- [Selected extract]:

Segment Open

Little wonder despairing Greeks elected an anti-austerity government run by a hard-Left party promising to restore national dignity, protect pensions and boost the minimum wage at the start of this year. But the posturing leftists of Syriza seem no more of a match for the crisis than their lame predecessors. In recent days, they have resorted to scrabbling around for cash to continue paying off the nation’s debts, sparking panic over the safety of bank deposits after ordering hospitals and local authorities to hand over any remaining reserves.

Now there is another tense stand-off between the Greek government and its creditors as Athens resists further VAT increases, benefit reductions and pension cuts to trim its debt mountain. Yesterday Greece, in a show of defiance, refused to make the E305 million (£218 million) payment to the International Monetary Fund due today. And it is supposed to repay another €10 billion to its creditors over the next three months, while still finding the cash to pay its pensions, public sector salaries and social security payments.

Segment Closed

- [Data to examine]:
Segment Open

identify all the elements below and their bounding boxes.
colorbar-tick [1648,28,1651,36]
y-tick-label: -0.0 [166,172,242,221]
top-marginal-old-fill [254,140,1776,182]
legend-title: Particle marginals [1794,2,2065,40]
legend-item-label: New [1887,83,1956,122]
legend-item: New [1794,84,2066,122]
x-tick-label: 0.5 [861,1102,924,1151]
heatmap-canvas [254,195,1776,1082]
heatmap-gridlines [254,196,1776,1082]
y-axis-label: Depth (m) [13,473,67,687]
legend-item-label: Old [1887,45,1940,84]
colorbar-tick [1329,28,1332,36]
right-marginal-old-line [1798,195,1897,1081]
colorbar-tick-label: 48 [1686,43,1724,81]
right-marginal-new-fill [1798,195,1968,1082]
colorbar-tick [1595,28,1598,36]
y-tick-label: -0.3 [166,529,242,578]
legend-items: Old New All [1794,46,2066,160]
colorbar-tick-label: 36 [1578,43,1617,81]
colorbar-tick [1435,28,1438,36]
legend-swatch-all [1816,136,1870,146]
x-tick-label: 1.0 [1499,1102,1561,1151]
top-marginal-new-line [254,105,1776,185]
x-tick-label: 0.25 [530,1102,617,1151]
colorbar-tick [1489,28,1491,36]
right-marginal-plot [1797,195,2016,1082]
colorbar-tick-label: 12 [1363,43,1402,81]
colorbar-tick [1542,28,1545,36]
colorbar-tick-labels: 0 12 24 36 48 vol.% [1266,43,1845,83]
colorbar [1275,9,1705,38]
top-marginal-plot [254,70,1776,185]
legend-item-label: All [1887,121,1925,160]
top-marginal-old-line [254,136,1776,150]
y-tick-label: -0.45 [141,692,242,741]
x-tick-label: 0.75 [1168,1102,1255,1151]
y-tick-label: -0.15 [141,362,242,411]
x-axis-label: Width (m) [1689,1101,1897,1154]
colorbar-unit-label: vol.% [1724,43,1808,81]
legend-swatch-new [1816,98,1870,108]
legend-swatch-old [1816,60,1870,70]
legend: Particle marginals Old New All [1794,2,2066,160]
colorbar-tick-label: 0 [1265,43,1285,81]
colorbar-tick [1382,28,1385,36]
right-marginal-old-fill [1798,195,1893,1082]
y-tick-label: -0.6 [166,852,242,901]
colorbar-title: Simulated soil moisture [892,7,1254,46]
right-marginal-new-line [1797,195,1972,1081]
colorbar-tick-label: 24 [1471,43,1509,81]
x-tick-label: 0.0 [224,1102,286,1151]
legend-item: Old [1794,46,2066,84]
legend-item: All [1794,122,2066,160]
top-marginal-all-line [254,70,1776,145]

Segment Closed

- [Activities]:
#1 List every promise that the text on the Greek debt crisis says the newly elected party made.
#2 Carry on the passage about the Greek debt crisis from its last sentence.

- [Answers by item]:
#1
- Restore national dignity
- Protect pensions
- Boost the minimum wage

#2
Surely it is time to face reality and accept the futility of Greece remaining in the euro? This is not something to suggest lightly, given the painful consequences for all concerned. Good people who have played by the rules, worked hard all their lives and put aside savings would suffer in a Grexit as a revived drachma would inevitably slump in value – unlike some feather-bedded public sector workers. And never believe those myths about Greeks being feckless – they work much longer hours than the Germans do and have more entrepreneurs per head than any other European nation.

But there is no point in avoiding the drastic disruption of abandoning the euro if the alternative is many more years of this dismal slow-drag stagnation, inflamed by “structural reforms” imposed by zealots determined to protect the single currency.

One curious aspect of this crisis, incidentally, is how a project designed to bring Europe closer together has ended up exacerbating divisions and encouraging nationalism. Not just in the obvious way, with the rise of extremist far-Right organisations such as Golden Dawn in Greece. But look at how the German tabloids scream about greedy Greeks soaking up their hard-earned cash. Or at the Nazi jibes abounding in the Greek media and Syriza’s showboating leader reviving claims for reparations over wartime atrocities during a trip to Berlin.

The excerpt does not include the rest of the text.